| 所给文本 |

——————

输入:products = ["havana"], searchWord = "havana"
输出:[["havana"],["havana"],["havana"],["havana"],["havana"],["havana"]]
解释:唯一的单词 "havana" 在输入搜索词时总是被建议。

提示:

  • 1 <= products.length <= 1000
  • 1 <= products[i].length <= 3000
  • 1 <= sum(products[i].length) <= 2 * 10^4
  • products 的所有字符串都是唯一的
  • products[i] 由小写英文字母组成
  • 1 <= searchWord.length <= 1000
  • searchWord 由小写英文字母组成

解题思路

这个问题有多种解法:

解法1:排序+双指针(推荐)

最直观的方法是先将产品数组排序,这样符合前缀的产品会连续出现。对于每个前缀,我们可以用双指针找到匹配范围,然后取前三个。

解法2:字典树(Trie)

构建字典树存储所有产品,在每个节点保存按字典序排列的前三个产品。查询时沿着字典树向下遍历即可。

解法3:二分查找

在排序后的数组中,用二分查找找到第一个以当前前缀开头的产品位置,然后取后续最多三个产品。

考虑到题目约束和实现复杂度,排序+双指针是最平衡的方案,代码简洁且效率高。

——————

| 记录信息 |

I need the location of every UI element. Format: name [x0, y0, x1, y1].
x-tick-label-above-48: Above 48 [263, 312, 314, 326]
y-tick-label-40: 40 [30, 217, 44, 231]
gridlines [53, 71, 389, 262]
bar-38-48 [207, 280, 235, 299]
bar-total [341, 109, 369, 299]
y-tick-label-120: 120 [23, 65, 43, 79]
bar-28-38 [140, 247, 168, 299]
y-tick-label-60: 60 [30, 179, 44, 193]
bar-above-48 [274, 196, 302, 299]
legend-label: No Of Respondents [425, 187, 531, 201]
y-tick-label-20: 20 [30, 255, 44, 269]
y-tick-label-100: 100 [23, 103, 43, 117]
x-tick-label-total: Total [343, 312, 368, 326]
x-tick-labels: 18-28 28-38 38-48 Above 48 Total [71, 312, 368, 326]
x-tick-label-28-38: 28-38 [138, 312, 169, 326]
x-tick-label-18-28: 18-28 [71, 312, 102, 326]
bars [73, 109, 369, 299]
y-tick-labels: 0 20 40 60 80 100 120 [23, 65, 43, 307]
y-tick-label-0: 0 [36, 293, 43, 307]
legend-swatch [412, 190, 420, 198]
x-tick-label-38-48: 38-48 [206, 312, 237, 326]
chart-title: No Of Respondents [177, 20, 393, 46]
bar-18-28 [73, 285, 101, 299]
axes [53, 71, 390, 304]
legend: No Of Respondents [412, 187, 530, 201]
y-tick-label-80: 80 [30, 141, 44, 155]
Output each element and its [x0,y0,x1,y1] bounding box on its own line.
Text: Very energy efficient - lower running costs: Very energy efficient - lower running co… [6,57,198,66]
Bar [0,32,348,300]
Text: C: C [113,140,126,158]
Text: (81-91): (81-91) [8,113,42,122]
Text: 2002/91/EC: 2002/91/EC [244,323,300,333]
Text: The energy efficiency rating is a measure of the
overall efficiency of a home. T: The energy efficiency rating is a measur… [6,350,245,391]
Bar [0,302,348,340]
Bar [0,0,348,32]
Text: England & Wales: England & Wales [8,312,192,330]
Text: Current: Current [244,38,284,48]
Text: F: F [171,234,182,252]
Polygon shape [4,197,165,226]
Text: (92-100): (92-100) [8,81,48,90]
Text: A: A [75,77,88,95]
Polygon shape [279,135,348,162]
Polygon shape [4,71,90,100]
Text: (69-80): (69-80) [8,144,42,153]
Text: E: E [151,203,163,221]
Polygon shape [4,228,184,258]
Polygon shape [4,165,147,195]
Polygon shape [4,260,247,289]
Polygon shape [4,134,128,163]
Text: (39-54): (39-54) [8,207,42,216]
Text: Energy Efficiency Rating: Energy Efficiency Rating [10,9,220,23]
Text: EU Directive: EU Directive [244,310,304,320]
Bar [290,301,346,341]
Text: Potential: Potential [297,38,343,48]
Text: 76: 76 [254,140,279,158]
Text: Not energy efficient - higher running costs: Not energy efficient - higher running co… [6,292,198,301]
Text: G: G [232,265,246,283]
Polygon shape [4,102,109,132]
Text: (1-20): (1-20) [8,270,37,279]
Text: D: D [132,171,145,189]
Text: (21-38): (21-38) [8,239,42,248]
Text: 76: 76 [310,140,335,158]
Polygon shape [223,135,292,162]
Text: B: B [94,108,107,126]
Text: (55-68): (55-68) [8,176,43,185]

——————

| 练习要求 |
能从搜索推荐题解的最后一句之后接着往下写吗? 以上这些行另有出处,并非出自搜索推荐题解。

| 最终答案 |
算法步骤:

  1. 对产品数组排序,确保字典序
  2. 对于每个前缀长度,用双指针维护匹配区间
  3. 在区间内取前三个产品作为推荐结果

代码实现

class Solution {
public:
    vector<vector<string>> suggestedProducts(vector<string>& products, string searchWord) {
        sort(products.begin(), products.end());
        vector<vector<string>> result;
        int left = 0, right = products.size() - 1;
        
        for (int i = 0; i < searchWord.length(); i++) {
            char c = searchWord[i];
            
            // 缩小左边界
            while (left <= right && (products[left].length() <= i || products[left][i] != c)) {
                left++;
            }
            
            // 缩小右边界
            while (left <= right && (products[right].length() <= i || products[right][i] != c)) {
                right--;
            }
            
            // 收集最多3个结果
            vector<string> suggestions;
            for (int j = left; j <= right && j < left + 3; j++) {
                suggestions.push_back(products[j]);
            }
            result.push_back(suggestions);
        }
        
        return result;
    }
};
class Solution:
    def suggestedProducts(self, products: List[str], searchWord: str) -> List[List[str]]:
        products.sort()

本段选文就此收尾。